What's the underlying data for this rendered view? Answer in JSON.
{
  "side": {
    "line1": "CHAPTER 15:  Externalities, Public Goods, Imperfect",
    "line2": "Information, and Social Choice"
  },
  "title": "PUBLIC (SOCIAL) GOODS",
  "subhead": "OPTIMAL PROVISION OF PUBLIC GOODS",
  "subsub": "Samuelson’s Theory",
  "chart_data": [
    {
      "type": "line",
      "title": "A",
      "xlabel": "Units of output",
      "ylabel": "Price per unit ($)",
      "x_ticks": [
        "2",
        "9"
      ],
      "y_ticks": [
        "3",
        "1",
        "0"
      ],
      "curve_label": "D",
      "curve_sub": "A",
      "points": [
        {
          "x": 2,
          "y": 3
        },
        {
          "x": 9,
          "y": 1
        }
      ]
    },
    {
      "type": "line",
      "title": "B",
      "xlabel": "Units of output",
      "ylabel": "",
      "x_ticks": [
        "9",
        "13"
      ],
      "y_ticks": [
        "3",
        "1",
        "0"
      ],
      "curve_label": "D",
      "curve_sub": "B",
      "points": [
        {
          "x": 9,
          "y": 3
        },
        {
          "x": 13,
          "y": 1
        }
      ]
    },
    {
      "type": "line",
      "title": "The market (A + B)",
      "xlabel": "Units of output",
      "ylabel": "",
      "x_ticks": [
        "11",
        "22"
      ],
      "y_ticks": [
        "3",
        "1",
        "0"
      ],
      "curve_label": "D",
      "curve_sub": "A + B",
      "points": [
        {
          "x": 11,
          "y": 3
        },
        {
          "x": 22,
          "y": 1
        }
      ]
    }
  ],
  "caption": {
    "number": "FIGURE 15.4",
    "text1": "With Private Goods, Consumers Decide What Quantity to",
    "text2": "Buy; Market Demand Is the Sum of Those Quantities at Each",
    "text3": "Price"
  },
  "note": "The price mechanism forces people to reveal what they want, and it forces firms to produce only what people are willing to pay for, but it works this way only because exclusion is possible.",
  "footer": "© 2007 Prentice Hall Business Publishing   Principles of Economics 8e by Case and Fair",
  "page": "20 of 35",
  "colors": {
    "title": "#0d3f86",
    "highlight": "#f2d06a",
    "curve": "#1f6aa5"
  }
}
^^^^
Quote each line above in full, word for word.

What's the underlying data for this rendered view? Answer in JSON.
{
  "side": {
    "line1": "CHAPTER 15:  Externalities, Public Goods, Imperfect",
    "line2": "Information, and Social Choice"
  },
  "title": "PUBLIC (SOCIAL) GOODS",
  "subhead": "OPTIMAL PROVISION OF PUBLIC GOODS",
  "subsub": "Samuelson’s Theory",
  "chart_data": [
    {
      "type": "line",
      "title": "A",
      "xlabel": "Units of output",
      "ylabel": "Price per unit ($)",
      "x_ticks": [
        "2",
        "9"
      ],
      "y_ticks": [
        "3",
        "1",
        "0"
      ],
      "curve_label": "D",
      "curve_sub": "A",
      "points": [
        {
          "x": 2,
          "y": 3
        },
        {
          "x": 9,
          "y": 1
        }
      ]
    },
    {
      "type": "line",
      "title": "B",
      "xlabel": "Units of output",
      "ylabel": "",
      "x_ticks": [
        "9",
        "13"
      ],
      "y_ticks": [
        "3",
        "1",
        "0"
      ],
      "curve_label": "D",
      "curve_sub": "B",
      "points": [
        {
          "x": 9,
          "y": 3
        },
        {
          "x": 13,
          "y": 1
        }
      ]
    },
    {
      "type": "line",
      "title": "The market (A + B)",
      "xlabel": "Units of output",
      "ylabel": "",
      "x_ticks": [
        "11",
        "22"
      ],
      "y_ticks": [
        "3",
        "1",
        "0"
      ],
      "curve_label": "D",
      "curve_sub": "A + B",
      "points": [
        {
          "x": 11,
          "y": 3
        },
        {
          "x": 22,
          "y": 1
        }
      ]
    }
  ],
  "caption": {
    "number": "FIGURE 15.4",
    "text1": "With Private Goods, Consumers Decide What Quantity to",
    "text2": "Buy; Market Demand Is the Sum of Those Quantities at Each",
    "text3": "Price"
  },
  "note": "The price mechanism forces people to reveal what they want, and it forces firms to produce only what people are willing to pay for, but it works this way only because exclusion is possible.",
  "footer": "© 2007 Prentice Hall Business Publishing   Principles of Economics 8e by Case and Fair",
  "page": "20 of 35",
  "colors": {
    "title": "#0d3f86",
    "highlight": "#f2d06a",
    "curve": "#1f6aa5"
  }
}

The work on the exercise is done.